* TASK PROMPT:
Go through the listing below and gather every line with the word "Newport".

* EXERCISE INPUT:
########################################

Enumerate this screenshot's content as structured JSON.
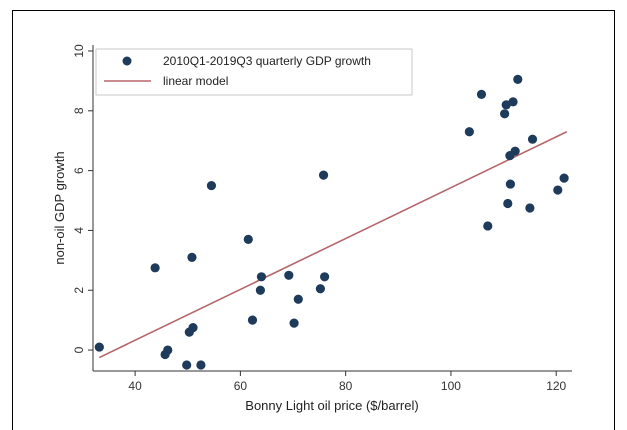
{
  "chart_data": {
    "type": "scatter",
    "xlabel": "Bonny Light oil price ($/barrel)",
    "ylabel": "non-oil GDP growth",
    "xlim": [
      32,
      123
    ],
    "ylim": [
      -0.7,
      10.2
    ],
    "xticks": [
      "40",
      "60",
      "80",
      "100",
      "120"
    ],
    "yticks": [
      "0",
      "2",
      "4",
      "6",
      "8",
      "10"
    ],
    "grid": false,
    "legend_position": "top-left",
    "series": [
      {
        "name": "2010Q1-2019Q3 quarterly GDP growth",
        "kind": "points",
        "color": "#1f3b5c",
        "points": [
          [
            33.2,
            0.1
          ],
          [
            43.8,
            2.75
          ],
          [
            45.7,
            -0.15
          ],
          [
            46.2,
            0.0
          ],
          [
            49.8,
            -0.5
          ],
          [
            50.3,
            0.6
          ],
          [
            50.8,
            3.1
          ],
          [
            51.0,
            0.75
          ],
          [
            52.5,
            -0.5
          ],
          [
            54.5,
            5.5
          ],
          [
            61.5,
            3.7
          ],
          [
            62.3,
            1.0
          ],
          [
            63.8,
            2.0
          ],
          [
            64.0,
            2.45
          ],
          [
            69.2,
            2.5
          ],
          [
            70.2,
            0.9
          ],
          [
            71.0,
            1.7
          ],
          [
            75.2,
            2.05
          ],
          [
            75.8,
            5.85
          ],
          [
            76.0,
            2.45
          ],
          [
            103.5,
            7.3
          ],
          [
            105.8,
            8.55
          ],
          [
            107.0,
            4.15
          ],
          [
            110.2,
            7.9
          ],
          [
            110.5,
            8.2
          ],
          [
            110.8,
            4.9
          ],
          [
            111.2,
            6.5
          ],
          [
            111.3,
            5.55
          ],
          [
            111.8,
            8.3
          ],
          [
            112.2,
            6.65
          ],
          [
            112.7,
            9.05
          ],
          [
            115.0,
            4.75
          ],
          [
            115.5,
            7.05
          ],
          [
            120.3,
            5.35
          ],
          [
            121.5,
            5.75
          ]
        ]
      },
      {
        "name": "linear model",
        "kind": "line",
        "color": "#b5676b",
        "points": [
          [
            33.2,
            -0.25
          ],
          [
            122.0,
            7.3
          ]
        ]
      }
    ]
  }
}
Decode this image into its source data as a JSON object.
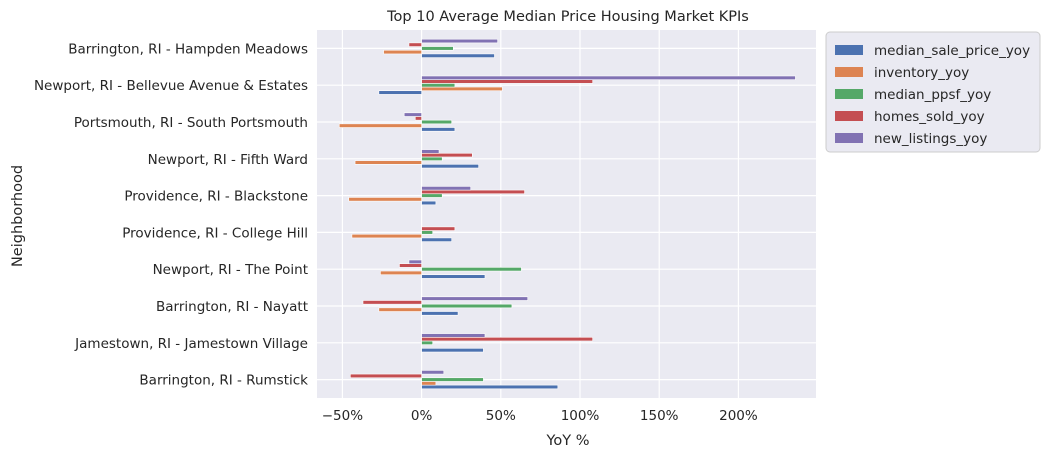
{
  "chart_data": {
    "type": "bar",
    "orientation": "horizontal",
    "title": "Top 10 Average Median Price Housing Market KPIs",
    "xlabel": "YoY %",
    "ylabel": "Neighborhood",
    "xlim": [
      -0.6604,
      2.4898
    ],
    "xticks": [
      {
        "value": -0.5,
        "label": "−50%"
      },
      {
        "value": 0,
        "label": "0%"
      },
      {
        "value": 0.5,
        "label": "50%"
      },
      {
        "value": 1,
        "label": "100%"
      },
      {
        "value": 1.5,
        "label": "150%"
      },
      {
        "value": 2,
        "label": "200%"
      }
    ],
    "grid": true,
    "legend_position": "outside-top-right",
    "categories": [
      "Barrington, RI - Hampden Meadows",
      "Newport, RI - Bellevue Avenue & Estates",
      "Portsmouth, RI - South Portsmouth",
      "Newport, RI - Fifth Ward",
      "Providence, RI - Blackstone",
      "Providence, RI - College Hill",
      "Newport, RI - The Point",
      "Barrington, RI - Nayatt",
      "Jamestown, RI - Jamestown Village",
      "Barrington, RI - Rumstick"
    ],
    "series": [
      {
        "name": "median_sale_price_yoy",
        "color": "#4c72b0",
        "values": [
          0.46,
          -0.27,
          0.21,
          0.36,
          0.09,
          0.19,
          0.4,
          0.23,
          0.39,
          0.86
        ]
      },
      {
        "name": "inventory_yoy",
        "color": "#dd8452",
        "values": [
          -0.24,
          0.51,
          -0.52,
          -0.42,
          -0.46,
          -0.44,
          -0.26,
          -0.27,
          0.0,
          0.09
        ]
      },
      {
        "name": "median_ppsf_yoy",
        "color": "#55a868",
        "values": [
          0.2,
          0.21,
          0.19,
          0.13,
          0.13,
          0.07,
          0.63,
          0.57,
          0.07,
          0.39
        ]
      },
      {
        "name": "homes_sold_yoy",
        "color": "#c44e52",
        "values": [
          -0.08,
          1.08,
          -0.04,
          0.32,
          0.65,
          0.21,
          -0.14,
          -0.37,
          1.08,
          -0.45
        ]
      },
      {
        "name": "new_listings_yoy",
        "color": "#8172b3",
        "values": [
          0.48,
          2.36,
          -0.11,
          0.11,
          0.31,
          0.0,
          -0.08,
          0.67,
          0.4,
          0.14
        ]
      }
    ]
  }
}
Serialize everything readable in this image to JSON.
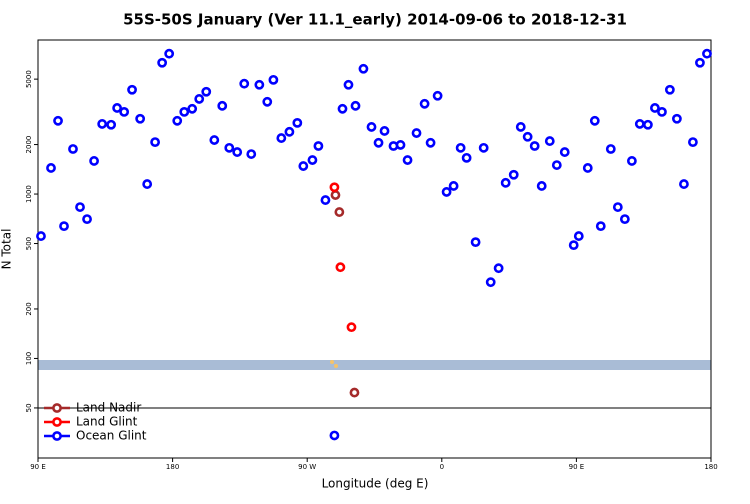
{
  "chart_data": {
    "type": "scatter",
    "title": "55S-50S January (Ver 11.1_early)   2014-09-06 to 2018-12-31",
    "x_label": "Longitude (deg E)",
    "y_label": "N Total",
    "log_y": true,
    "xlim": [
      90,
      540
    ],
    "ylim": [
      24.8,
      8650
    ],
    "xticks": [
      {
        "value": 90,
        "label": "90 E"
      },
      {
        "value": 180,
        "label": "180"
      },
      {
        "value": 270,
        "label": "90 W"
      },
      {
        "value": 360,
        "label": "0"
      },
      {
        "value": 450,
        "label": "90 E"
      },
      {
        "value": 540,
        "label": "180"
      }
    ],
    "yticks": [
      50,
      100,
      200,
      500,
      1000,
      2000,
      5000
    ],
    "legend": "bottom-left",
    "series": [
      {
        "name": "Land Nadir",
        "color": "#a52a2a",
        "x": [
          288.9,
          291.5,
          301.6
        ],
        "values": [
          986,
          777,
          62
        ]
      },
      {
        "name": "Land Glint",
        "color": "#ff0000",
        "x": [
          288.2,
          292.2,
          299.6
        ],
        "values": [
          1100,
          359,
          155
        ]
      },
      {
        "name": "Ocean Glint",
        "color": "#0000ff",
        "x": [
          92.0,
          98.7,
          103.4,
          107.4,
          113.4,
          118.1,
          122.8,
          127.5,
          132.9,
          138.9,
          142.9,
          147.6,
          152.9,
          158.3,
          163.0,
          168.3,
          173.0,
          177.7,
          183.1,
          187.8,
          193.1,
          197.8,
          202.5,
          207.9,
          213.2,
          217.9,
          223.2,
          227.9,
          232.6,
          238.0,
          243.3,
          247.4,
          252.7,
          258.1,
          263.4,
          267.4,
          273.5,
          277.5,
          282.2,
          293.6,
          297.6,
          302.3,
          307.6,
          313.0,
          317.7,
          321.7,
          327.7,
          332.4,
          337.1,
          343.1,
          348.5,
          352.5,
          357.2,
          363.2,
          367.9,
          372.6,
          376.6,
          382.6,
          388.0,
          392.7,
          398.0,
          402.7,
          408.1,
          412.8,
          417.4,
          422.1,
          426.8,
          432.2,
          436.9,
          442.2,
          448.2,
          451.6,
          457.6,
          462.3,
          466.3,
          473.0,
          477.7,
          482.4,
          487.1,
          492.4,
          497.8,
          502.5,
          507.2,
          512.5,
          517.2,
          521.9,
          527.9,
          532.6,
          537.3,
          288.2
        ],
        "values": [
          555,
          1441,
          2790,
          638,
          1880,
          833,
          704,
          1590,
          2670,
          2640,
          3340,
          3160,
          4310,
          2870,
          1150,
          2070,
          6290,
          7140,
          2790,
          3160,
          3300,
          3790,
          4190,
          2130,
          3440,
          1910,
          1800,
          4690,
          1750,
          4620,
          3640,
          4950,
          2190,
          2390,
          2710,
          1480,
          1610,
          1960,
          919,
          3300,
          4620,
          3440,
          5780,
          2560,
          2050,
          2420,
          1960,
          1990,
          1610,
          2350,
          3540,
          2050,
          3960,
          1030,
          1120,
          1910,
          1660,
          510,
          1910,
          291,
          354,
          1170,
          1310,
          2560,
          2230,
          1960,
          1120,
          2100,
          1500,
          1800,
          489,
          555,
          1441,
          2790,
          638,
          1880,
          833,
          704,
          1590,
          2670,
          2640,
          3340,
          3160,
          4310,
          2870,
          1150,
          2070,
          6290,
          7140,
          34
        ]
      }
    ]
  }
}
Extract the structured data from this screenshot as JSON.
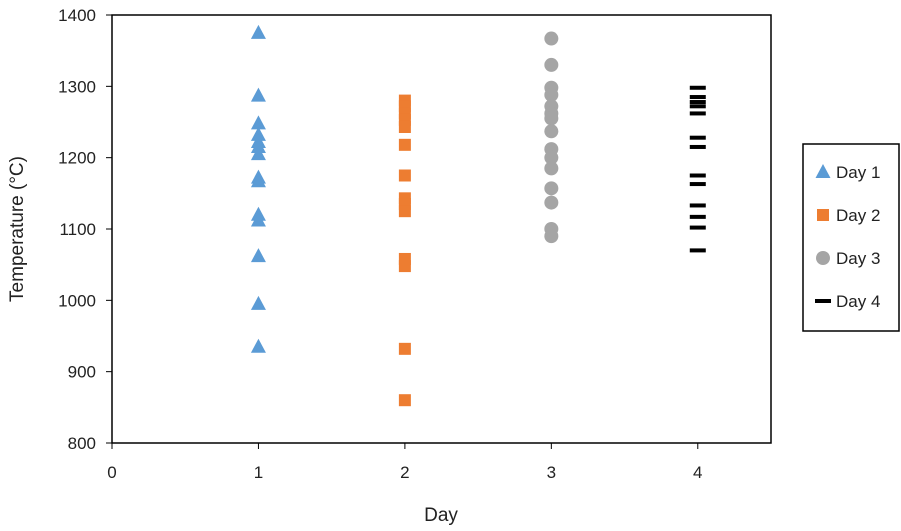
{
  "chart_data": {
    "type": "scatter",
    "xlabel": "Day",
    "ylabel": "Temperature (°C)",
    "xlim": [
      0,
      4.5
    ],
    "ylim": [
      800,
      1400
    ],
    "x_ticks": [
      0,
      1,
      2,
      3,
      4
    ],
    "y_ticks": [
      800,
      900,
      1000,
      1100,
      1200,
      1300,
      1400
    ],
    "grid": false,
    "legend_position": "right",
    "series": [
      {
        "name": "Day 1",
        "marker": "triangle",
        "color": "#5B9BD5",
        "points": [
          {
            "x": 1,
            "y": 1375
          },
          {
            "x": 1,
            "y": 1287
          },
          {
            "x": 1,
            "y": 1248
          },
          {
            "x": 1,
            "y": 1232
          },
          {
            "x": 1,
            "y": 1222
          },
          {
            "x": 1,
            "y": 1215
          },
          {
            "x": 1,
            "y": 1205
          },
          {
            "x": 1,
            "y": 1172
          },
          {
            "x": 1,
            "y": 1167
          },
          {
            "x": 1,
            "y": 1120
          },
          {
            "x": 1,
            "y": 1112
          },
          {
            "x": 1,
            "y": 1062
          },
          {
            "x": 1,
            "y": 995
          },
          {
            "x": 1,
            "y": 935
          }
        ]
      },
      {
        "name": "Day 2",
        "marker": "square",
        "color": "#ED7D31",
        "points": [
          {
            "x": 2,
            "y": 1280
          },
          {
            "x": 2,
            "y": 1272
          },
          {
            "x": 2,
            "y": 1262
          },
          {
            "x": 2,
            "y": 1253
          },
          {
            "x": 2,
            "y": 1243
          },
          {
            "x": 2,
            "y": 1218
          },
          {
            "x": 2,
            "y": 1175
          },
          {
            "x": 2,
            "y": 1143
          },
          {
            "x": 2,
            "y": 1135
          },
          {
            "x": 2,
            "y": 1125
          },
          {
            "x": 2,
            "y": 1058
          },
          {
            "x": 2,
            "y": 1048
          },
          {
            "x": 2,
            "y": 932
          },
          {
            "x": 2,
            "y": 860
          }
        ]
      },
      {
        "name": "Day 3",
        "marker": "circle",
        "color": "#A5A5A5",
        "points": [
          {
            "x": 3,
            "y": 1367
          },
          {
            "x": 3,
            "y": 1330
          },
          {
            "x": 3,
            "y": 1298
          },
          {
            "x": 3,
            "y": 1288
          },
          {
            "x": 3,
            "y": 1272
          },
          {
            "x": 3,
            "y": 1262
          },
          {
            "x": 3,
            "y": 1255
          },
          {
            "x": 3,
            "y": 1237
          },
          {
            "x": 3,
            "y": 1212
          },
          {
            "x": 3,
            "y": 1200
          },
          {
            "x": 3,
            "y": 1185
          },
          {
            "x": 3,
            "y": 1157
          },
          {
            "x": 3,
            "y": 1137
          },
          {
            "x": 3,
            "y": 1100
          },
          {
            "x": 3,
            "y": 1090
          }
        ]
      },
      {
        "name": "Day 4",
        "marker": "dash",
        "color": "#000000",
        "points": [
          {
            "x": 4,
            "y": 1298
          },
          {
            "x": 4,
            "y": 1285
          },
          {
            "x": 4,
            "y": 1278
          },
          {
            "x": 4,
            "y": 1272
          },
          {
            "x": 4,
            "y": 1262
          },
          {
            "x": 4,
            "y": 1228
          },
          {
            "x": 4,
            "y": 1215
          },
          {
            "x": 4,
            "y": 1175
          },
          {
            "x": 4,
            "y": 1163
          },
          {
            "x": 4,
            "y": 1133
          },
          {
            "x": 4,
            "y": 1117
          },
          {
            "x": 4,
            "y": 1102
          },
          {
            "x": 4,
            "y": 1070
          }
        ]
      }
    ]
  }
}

########################################

* THE OUTPUT:
      "Newport, RI - Bellevue Avenue & Estates",
      "Newport, RI - Fifth Ward",
      "Newport, RI - The Point",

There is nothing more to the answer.